* Task statement
Write out the material again word for word, dropping any images it holds.

Data entries:
>>>>
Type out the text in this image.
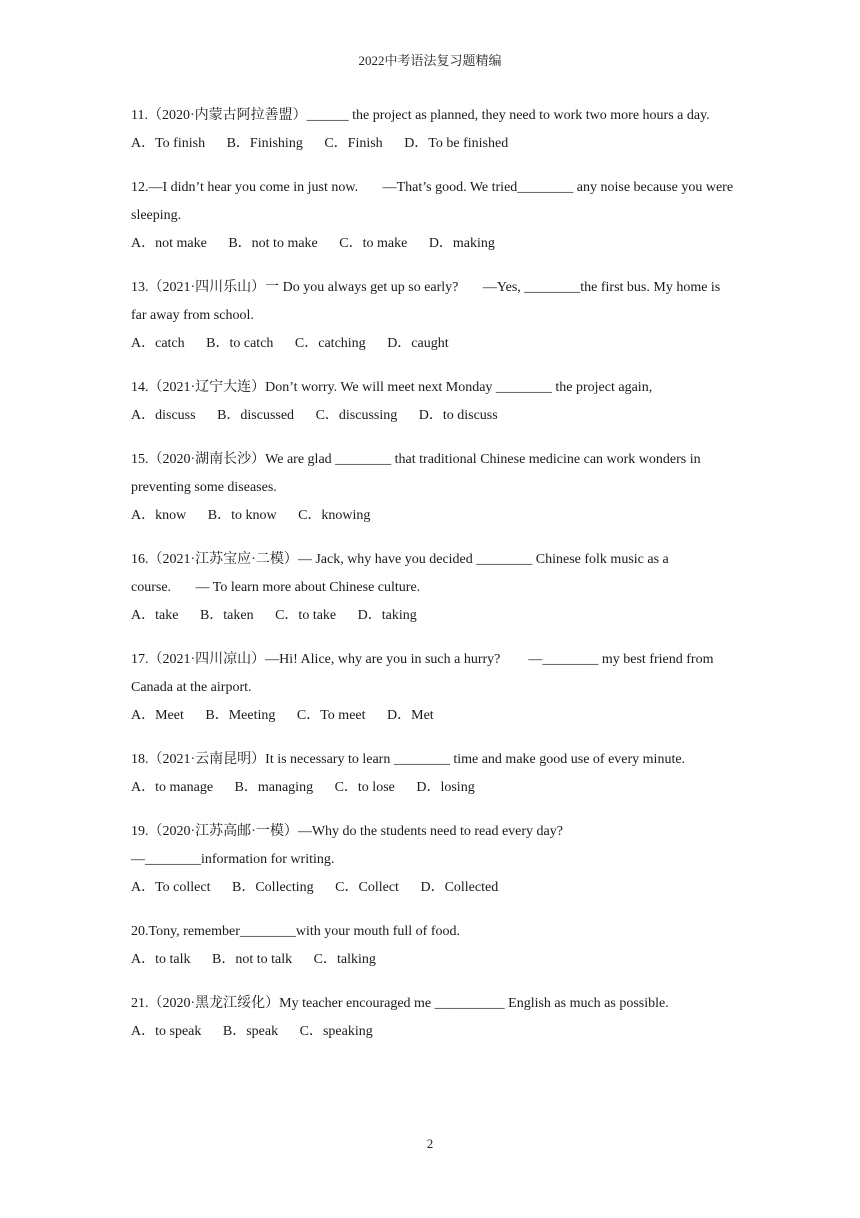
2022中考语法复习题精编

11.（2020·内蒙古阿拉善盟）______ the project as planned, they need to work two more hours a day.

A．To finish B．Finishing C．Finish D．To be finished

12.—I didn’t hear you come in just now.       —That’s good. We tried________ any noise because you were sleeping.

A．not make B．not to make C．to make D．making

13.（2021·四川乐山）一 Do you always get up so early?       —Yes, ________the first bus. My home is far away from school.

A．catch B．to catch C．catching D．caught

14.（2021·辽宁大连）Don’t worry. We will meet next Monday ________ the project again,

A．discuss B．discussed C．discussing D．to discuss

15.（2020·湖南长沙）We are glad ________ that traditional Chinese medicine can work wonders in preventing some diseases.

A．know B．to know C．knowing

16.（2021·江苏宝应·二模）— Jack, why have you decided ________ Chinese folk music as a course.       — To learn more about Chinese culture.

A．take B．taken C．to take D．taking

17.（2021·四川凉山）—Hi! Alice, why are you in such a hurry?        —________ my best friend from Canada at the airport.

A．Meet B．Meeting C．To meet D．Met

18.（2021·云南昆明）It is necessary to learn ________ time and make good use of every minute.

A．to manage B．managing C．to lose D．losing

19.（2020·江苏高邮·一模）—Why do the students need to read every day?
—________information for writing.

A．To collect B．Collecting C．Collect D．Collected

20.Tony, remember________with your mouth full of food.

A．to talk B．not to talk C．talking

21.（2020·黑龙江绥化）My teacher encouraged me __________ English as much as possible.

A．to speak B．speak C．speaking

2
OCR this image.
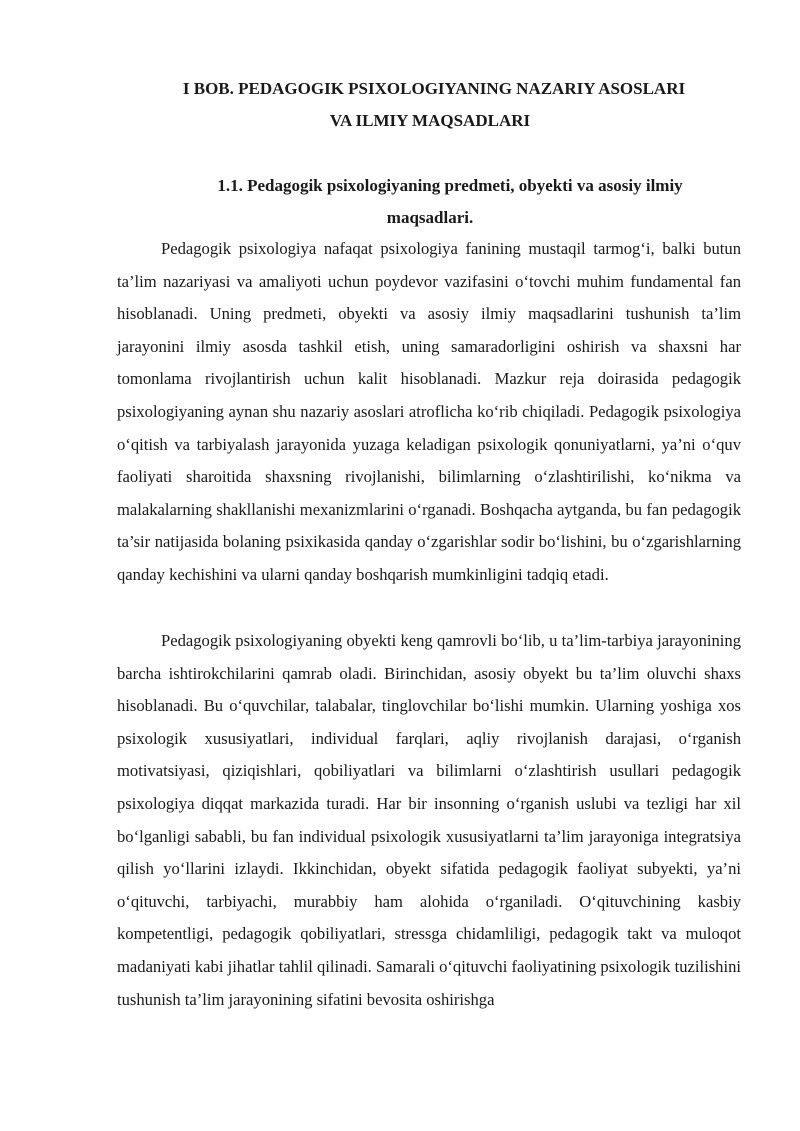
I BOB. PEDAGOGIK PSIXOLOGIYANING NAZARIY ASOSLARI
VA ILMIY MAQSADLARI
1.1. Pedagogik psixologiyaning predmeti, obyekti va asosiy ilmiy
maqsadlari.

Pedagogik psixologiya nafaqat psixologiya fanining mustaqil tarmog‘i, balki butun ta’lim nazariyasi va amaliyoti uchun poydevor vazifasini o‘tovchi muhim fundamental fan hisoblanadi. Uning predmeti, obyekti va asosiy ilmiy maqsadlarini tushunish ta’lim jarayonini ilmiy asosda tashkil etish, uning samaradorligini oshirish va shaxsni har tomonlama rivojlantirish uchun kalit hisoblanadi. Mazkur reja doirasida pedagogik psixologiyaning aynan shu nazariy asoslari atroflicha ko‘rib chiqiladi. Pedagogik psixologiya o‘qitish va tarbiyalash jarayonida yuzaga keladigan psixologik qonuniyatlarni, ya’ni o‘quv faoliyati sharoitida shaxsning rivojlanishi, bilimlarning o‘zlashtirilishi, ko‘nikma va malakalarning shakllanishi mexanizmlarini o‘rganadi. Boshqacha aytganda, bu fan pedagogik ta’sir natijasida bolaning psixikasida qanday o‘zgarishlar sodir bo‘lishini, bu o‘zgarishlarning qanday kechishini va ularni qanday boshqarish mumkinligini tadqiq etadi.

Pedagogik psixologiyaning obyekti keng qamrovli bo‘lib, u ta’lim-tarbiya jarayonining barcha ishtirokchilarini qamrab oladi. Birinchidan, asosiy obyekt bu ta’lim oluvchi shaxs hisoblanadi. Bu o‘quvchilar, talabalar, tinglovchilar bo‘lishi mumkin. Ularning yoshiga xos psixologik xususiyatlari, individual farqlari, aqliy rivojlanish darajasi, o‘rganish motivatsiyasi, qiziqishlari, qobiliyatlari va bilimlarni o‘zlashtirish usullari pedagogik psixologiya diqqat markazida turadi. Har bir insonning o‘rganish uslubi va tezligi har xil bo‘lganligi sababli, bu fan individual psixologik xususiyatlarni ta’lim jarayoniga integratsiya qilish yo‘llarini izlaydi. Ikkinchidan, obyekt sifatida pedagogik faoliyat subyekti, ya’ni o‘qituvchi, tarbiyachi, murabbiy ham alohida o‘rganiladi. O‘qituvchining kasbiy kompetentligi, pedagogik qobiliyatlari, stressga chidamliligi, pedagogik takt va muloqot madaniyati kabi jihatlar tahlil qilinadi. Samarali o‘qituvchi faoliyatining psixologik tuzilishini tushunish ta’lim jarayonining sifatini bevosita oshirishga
<<<<
* Result of this task
Type out the text in this image.
2022中考语法复习题精编

11.（2020·内蒙古阿拉善盟）______ the project as planned, they need to work two more hours a day.

A．To finish B．Finishing C．Finish D．To be finished

12.—I didn’t hear you come in just now.       —That’s good. We tried________ any noise because you were sleeping.

A．not make B．not to make C．to make D．making

13.（2021·四川乐山）一 Do you always get up so early?       —Yes, ________the first bus. My home is far away from school.

A．catch B．to catch C．catching D．caught

14.（2021·辽宁大连）Don’t worry. We will meet next Monday ________ the project again,

A．discuss B．discussed C．discussing D．to discuss

15.（2020·湖南长沙）We are glad ________ that traditional Chinese medicine can work wonders in preventing some diseases.

A．know B．to know C．knowing

16.（2021·江苏宝应·二模）— Jack, why have you decided ________ Chinese folk music as a course.       — To learn more about Chinese culture.

A．take B．taken C．to take D．taking

17.（2021·四川凉山）—Hi! Alice, why are you in such a hurry?        —________ my best friend from Canada at the airport.

A．Meet B．Meeting C．To meet D．Met

18.（2021·云南昆明）It is necessary to learn ________ time and make good use of every minute.

A．to manage B．managing C．to lose D．losing

19.（2020·江苏高邮·一模）—Why do the students need to read every day?
—________information for writing.

A．To collect B．Collecting C．Collect D．Collected

20.Tony, remember________with your mouth full of food.

A．to talk B．not to talk C．talking

21.（2020·黑龙江绥化）My teacher encouraged me __________ English as much as possible.

A．to speak B．speak C．speaking

2
OCR this image.
I BOB. PEDAGOGIK PSIXOLOGIYANING NAZARIY ASOSLARI
VA ILMIY MAQSADLARI
1.1. Pedagogik psixologiyaning predmeti, obyekti va asosiy ilmiy
maqsadlari.

Pedagogik psixologiya nafaqat psixologiya fanining mustaqil tarmog‘i, balki butun ta’lim nazariyasi va amaliyoti uchun poydevor vazifasini o‘tovchi muhim fundamental fan hisoblanadi. Uning predmeti, obyekti va asosiy ilmiy maqsadlarini tushunish ta’lim jarayonini ilmiy asosda tashkil etish, uning samaradorligini oshirish va shaxsni har tomonlama rivojlantirish uchun kalit hisoblanadi. Mazkur reja doirasida pedagogik psixologiyaning aynan shu nazariy asoslari atroflicha ko‘rib chiqiladi. Pedagogik psixologiya o‘qitish va tarbiyalash jarayonida yuzaga keladigan psixologik qonuniyatlarni, ya’ni o‘quv faoliyati sharoitida shaxsning rivojlanishi, bilimlarning o‘zlashtirilishi, ko‘nikma va malakalarning shakllanishi mexanizmlarini o‘rganadi. Boshqacha aytganda, bu fan pedagogik ta’sir natijasida bolaning psixikasida qanday o‘zgarishlar sodir bo‘lishini, bu o‘zgarishlarning qanday kechishini va ularni qanday boshqarish mumkinligini tadqiq etadi.

Pedagogik psixologiyaning obyekti keng qamrovli bo‘lib, u ta’lim-tarbiya jarayonining barcha ishtirokchilarini qamrab oladi. Birinchidan, asosiy obyekt bu ta’lim oluvchi shaxs hisoblanadi. Bu o‘quvchilar, talabalar, tinglovchilar bo‘lishi mumkin. Ularning yoshiga xos psixologik xususiyatlari, individual farqlari, aqliy rivojlanish darajasi, o‘rganish motivatsiyasi, qiziqishlari, qobiliyatlari va bilimlarni o‘zlashtirish usullari pedagogik psixologiya diqqat markazida turadi. Har bir insonning o‘rganish uslubi va tezligi har xil bo‘lganligi sababli, bu fan individual psixologik xususiyatlarni ta’lim jarayoniga integratsiya qilish yo‘llarini izlaydi. Ikkinchidan, obyekt sifatida pedagogik faoliyat subyekti, ya’ni o‘qituvchi, tarbiyachi, murabbiy ham alohida o‘rganiladi. O‘qituvchining kasbiy kompetentligi, pedagogik qobiliyatlari, stressga chidamliligi, pedagogik takt va muloqot madaniyati kabi jihatlar tahlil qilinadi. Samarali o‘qituvchi faoliyatining psixologik tuzilishini tushunish ta’lim jarayonining sifatini bevosita oshirishga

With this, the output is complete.